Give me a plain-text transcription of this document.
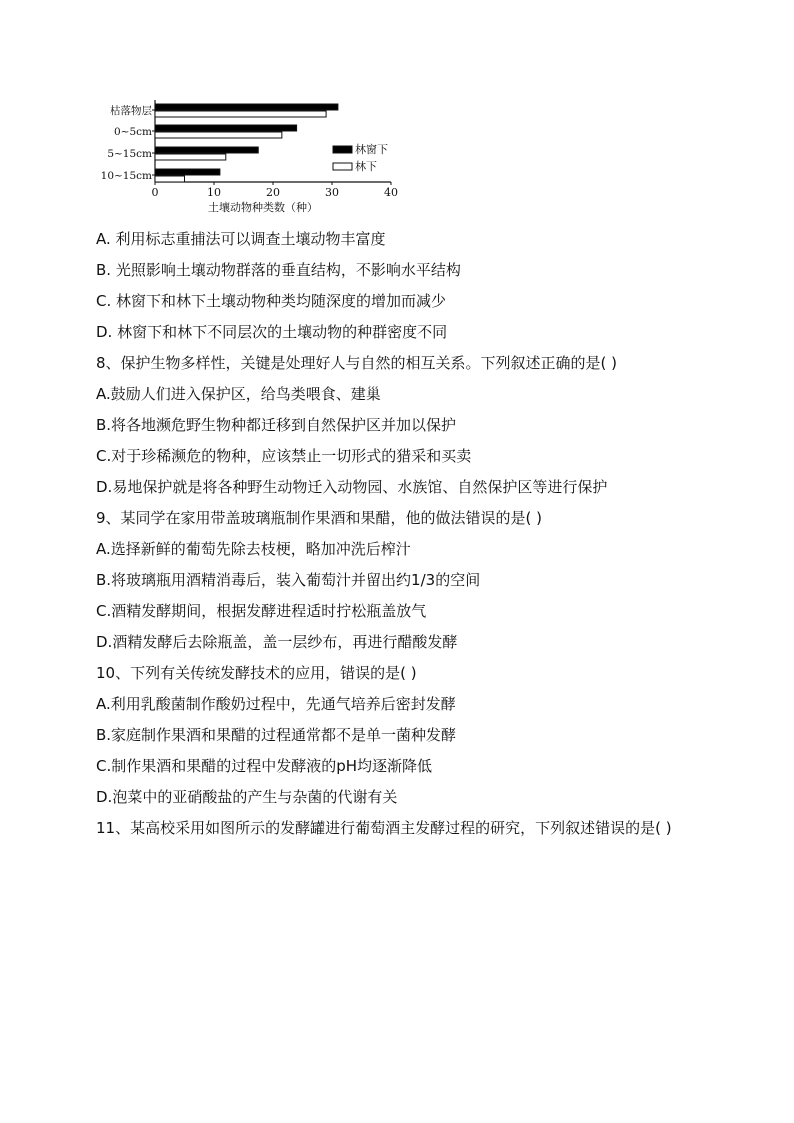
0	10	20	30	40
枯落物层
0~5cm
5~15cm
10~15cm
土壤动物种类数（种）
林窗下
林下
A. 利用标志重捕法可以调查土壤动物丰富度
B. 光照影响土壤动物群落的垂直结构，不影响水平结构
C. 林窗下和林下土壤动物种类均随深度的增加而减少
D. 林窗下和林下不同层次的土壤动物的种群密度不同
8、保护生物多样性，关键是处理好人与自然的相互关系。下列叙述正确的是( )
A.鼓励人们进入保护区，给鸟类喂食、建巢
B.将各地濒危野生物种都迁移到自然保护区并加以保护
C.对于珍稀濒危的物种，应该禁止一切形式的猎采和买卖
D.易地保护就是将各种野生动物迁入动物园、水族馆、自然保护区等进行保护
9、某同学在家用带盖玻璃瓶制作果酒和果醋，他的做法错误的是( )
A.选择新鲜的葡萄先除去枝梗，略加冲洗后榨汁
B.将玻璃瓶用酒精消毒后，装入葡萄汁并留出约1/3的空间
C.酒精发酵期间，根据发酵进程适时拧松瓶盖放气
D.酒精发酵后去除瓶盖，盖一层纱布，再进行醋酸发酵
10、下列有关传统发酵技术的应用，错误的是( )
A.利用乳酸菌制作酸奶过程中，先通气培养后密封发酵
B.家庭制作果酒和果醋的过程通常都不是单一菌种发酵
C.制作果酒和果醋的过程中发酵液的pH均逐渐降低
D.泡菜中的亚硝酸盐的产生与杂菌的代谢有关
11、某高校采用如图所示的发酵罐进行葡萄酒主发酵过程的研究，下列叙述错误的是( )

========================================================================

CHALLENGE:
Write out all the entries word for word, but skip any images.

WRITTEN ANSWER:
Give me a plain-text transcription of this document.
0	10	20	30	40
枯落物层
0~5cm
5~15cm
10~15cm
土壤动物种类数（种）
林窗下
林下
A. 利用标志重捕法可以调查土壤动物丰富度
B. 光照影响土壤动物群落的垂直结构，不影响水平结构
C. 林窗下和林下土壤动物种类均随深度的增加而减少
D. 林窗下和林下不同层次的土壤动物的种群密度不同
8、保护生物多样性，关键是处理好人与自然的相互关系。下列叙述正确的是( )
A.鼓励人们进入保护区，给鸟类喂食、建巢
B.将各地濒危野生物种都迁移到自然保护区并加以保护
C.对于珍稀濒危的物种，应该禁止一切形式的猎采和买卖
D.易地保护就是将各种野生动物迁入动物园、水族馆、自然保护区等进行保护
9、某同学在家用带盖玻璃瓶制作果酒和果醋，他的做法错误的是( )
A.选择新鲜的葡萄先除去枝梗，略加冲洗后榨汁
B.将玻璃瓶用酒精消毒后，装入葡萄汁并留出约1/3的空间
C.酒精发酵期间，根据发酵进程适时拧松瓶盖放气
D.酒精发酵后去除瓶盖，盖一层纱布，再进行醋酸发酵
10、下列有关传统发酵技术的应用，错误的是( )
A.利用乳酸菌制作酸奶过程中，先通气培养后密封发酵
B.家庭制作果酒和果醋的过程通常都不是单一菌种发酵
C.制作果酒和果醋的过程中发酵液的pH均逐渐降低
D.泡菜中的亚硝酸盐的产生与杂菌的代谢有关
11、某高校采用如图所示的发酵罐进行葡萄酒主发酵过程的研究，下列叙述错误的是( )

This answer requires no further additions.